┌──

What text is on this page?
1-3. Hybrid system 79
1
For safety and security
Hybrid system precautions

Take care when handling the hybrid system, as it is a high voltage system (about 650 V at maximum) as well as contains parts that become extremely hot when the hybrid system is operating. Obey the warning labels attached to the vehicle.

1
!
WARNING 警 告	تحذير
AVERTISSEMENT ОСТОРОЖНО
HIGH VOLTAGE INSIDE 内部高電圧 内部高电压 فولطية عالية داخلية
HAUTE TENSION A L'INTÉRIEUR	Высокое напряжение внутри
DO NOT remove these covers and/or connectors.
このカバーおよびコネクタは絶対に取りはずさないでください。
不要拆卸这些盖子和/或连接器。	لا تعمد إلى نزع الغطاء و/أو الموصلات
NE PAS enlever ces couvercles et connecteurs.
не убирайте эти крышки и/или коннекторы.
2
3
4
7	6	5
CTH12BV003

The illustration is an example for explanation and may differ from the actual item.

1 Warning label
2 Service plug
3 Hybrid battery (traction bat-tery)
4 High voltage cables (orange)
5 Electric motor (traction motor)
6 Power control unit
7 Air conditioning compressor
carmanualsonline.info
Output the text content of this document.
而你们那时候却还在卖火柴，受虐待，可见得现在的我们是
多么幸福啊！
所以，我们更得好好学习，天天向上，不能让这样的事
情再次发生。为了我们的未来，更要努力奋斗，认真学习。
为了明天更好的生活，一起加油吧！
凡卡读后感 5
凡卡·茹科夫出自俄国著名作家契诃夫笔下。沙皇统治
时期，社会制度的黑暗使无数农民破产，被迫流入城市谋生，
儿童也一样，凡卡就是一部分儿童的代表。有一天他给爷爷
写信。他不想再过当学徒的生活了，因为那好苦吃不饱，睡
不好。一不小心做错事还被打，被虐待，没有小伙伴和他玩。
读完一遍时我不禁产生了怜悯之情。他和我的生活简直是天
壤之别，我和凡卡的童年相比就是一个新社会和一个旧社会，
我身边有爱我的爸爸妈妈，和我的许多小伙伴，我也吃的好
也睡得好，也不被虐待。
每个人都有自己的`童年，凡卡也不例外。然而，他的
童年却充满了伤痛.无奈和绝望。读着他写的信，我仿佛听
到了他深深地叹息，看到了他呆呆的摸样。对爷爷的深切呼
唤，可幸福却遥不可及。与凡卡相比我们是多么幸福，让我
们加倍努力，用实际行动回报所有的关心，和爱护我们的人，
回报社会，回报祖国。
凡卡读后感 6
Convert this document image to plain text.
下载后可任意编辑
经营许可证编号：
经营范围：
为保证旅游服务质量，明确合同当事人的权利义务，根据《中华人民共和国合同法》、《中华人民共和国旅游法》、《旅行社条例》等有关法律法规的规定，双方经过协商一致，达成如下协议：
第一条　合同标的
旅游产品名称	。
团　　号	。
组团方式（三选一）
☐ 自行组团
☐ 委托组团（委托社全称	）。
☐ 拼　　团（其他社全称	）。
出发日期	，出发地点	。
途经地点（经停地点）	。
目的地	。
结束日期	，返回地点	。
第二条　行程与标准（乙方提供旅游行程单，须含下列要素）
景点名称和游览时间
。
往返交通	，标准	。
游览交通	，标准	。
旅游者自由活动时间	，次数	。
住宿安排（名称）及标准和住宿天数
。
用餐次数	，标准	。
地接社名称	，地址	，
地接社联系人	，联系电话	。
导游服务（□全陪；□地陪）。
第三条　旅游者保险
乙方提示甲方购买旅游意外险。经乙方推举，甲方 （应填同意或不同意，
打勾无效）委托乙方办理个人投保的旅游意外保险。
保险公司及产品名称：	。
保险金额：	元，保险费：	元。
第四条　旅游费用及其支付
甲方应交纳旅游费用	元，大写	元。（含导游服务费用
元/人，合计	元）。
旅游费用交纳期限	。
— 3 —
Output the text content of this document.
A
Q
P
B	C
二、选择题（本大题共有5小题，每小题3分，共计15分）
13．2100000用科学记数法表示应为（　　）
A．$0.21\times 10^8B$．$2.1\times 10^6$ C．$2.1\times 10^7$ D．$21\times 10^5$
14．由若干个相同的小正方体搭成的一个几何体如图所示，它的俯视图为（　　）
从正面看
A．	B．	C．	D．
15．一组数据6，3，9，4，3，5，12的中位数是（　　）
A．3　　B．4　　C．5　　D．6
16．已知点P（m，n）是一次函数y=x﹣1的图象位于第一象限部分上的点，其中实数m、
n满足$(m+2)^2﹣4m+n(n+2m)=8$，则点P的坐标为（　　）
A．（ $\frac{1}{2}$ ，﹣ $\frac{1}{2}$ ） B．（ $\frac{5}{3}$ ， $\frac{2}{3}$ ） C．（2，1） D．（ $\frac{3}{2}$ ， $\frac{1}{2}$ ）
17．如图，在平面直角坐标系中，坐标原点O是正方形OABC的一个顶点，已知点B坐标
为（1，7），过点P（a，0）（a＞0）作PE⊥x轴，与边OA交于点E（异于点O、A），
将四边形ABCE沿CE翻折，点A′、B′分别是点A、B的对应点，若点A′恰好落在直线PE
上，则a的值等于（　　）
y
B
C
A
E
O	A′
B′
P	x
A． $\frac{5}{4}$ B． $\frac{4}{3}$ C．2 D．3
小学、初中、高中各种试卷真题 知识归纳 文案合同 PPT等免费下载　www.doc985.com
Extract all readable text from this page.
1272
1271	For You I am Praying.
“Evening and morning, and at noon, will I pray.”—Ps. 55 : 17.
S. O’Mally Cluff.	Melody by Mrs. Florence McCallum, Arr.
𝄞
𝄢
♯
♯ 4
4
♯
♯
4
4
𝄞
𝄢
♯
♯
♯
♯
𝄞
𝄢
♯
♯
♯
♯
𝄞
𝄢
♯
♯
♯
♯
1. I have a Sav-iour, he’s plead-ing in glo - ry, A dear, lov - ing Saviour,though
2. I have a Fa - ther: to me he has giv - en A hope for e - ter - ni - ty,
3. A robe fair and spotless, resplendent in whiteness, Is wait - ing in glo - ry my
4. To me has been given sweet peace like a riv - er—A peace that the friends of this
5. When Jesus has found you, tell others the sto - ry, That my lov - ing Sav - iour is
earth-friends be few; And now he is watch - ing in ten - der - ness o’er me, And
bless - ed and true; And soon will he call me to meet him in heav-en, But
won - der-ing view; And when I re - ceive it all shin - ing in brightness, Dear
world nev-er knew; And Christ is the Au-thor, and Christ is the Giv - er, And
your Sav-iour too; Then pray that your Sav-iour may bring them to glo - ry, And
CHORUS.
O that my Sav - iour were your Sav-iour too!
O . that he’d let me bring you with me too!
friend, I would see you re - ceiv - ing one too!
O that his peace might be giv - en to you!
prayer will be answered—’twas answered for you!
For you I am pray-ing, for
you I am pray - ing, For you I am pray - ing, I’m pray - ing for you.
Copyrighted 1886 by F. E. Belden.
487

└──

*Written task*:
Tally every line of the listing that holds the string "peace", then give the number by itself.

*Result*:
2